>> BEGIN Supplied data

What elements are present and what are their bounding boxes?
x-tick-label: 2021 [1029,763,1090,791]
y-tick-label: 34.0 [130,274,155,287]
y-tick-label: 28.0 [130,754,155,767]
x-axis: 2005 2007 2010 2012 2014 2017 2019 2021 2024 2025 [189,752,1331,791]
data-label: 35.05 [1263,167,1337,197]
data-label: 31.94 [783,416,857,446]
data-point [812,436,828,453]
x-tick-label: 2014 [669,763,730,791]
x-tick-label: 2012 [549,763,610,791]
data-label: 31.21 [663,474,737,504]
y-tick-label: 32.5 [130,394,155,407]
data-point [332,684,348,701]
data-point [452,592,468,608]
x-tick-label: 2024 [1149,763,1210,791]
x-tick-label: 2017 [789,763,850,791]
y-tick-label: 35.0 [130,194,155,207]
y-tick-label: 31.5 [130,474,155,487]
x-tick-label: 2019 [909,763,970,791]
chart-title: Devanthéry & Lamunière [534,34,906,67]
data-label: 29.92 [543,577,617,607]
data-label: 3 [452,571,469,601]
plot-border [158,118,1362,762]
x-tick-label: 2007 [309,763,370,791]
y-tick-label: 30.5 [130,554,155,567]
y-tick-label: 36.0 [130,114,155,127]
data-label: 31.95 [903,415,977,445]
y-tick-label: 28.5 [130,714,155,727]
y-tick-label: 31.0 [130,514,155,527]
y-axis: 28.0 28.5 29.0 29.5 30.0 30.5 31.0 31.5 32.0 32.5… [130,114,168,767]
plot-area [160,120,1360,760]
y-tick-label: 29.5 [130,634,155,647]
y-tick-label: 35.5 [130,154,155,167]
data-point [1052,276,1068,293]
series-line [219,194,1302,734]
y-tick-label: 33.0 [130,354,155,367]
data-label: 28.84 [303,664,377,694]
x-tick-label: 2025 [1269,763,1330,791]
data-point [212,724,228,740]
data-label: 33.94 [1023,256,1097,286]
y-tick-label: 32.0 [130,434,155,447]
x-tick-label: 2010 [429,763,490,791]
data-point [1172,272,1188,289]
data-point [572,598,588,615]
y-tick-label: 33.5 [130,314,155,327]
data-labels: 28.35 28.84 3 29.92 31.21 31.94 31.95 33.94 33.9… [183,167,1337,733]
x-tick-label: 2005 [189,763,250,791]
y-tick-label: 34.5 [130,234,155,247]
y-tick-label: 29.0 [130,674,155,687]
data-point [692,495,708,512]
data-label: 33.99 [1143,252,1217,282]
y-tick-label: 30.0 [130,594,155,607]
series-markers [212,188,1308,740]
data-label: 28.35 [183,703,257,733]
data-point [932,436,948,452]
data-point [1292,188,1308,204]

>> END Supplied data
>> BEGIN Supplied data

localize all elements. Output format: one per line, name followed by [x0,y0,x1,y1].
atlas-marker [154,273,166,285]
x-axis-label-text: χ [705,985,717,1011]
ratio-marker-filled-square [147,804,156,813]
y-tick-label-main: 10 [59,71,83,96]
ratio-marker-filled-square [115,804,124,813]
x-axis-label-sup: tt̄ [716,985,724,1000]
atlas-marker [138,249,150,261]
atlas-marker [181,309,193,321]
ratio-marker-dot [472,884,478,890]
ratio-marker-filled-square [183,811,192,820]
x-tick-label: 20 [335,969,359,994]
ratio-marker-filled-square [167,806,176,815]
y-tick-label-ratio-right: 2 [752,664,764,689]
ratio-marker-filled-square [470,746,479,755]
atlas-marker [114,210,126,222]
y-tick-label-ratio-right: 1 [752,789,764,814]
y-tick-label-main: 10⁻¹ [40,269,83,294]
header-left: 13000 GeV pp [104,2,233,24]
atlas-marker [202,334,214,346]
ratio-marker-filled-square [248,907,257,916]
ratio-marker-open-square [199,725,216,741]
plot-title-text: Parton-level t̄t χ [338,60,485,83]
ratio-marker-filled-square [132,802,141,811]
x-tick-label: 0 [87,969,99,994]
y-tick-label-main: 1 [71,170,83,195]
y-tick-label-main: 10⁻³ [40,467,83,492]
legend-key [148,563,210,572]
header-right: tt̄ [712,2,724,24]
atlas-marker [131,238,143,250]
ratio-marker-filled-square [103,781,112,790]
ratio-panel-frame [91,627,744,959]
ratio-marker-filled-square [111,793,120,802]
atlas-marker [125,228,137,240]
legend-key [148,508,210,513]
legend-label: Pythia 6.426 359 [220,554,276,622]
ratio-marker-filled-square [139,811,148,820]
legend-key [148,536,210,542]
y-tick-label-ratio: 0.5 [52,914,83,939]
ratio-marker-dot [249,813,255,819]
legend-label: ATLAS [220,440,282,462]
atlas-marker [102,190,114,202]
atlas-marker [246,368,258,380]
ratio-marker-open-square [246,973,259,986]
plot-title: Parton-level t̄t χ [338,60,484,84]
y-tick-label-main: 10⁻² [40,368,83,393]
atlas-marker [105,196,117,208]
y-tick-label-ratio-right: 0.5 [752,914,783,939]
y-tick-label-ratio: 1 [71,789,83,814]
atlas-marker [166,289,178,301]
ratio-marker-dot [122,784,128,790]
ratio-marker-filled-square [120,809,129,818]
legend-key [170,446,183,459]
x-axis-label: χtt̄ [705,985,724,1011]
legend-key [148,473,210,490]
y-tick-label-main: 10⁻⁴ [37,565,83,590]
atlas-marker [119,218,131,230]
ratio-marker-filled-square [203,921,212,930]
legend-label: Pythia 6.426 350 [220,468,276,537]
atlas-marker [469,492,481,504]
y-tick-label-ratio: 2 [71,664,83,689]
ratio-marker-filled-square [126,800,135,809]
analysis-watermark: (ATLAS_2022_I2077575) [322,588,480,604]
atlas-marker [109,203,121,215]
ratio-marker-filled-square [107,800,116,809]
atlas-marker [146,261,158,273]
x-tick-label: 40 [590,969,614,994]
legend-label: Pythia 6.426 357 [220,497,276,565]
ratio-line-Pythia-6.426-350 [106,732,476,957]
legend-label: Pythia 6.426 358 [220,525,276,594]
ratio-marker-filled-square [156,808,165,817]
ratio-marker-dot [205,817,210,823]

>> END Supplied data
>> BEGIN Supplied data

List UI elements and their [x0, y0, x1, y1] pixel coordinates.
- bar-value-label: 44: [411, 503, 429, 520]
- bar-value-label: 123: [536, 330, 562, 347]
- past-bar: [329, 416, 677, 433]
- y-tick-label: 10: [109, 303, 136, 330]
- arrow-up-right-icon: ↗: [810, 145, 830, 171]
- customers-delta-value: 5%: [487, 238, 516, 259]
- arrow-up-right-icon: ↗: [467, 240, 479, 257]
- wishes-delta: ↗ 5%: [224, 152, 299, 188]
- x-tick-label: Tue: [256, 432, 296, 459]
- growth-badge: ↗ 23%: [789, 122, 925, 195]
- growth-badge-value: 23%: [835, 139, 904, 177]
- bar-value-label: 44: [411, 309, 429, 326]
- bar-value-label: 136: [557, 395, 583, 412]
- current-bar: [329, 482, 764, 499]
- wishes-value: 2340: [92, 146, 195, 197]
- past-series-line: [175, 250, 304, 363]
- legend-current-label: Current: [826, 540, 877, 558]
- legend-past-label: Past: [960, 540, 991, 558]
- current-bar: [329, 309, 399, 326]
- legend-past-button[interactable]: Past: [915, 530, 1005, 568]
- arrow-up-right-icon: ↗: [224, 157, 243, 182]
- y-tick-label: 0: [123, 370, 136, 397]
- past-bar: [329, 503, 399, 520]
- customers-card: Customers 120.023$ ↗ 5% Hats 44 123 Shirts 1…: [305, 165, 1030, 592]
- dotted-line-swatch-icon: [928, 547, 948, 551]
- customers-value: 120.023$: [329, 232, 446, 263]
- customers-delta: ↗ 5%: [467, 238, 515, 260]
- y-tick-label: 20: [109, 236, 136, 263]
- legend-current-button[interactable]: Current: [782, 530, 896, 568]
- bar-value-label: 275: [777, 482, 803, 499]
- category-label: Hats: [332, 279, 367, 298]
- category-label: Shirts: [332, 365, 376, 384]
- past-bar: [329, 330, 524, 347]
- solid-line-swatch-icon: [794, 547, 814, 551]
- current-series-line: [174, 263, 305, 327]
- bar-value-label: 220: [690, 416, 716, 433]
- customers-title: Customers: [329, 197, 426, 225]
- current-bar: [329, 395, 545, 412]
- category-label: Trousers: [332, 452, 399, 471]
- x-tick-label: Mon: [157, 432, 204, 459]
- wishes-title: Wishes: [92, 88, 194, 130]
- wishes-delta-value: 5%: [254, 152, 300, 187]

>> END Supplied data

Could you give back only the rows from the line with "List UI elements" up to and including the line with "- arrow-up-right-icon: ↗: [467, 240, 479, 257]", swapping "bar-value-label" for "value-label" and keeping all else the same?

List UI elements and their [x0, y0, x1, y1] pixel coordinates.
- value-label: 44: [411, 503, 429, 520]
- value-label: 123: [536, 330, 562, 347]
- past-bar: [329, 416, 677, 433]
- y-tick-label: 10: [109, 303, 136, 330]
- arrow-up-right-icon: ↗: [810, 145, 830, 171]
- customers-delta-value: 5%: [487, 238, 516, 259]
- arrow-up-right-icon: ↗: [467, 240, 479, 257]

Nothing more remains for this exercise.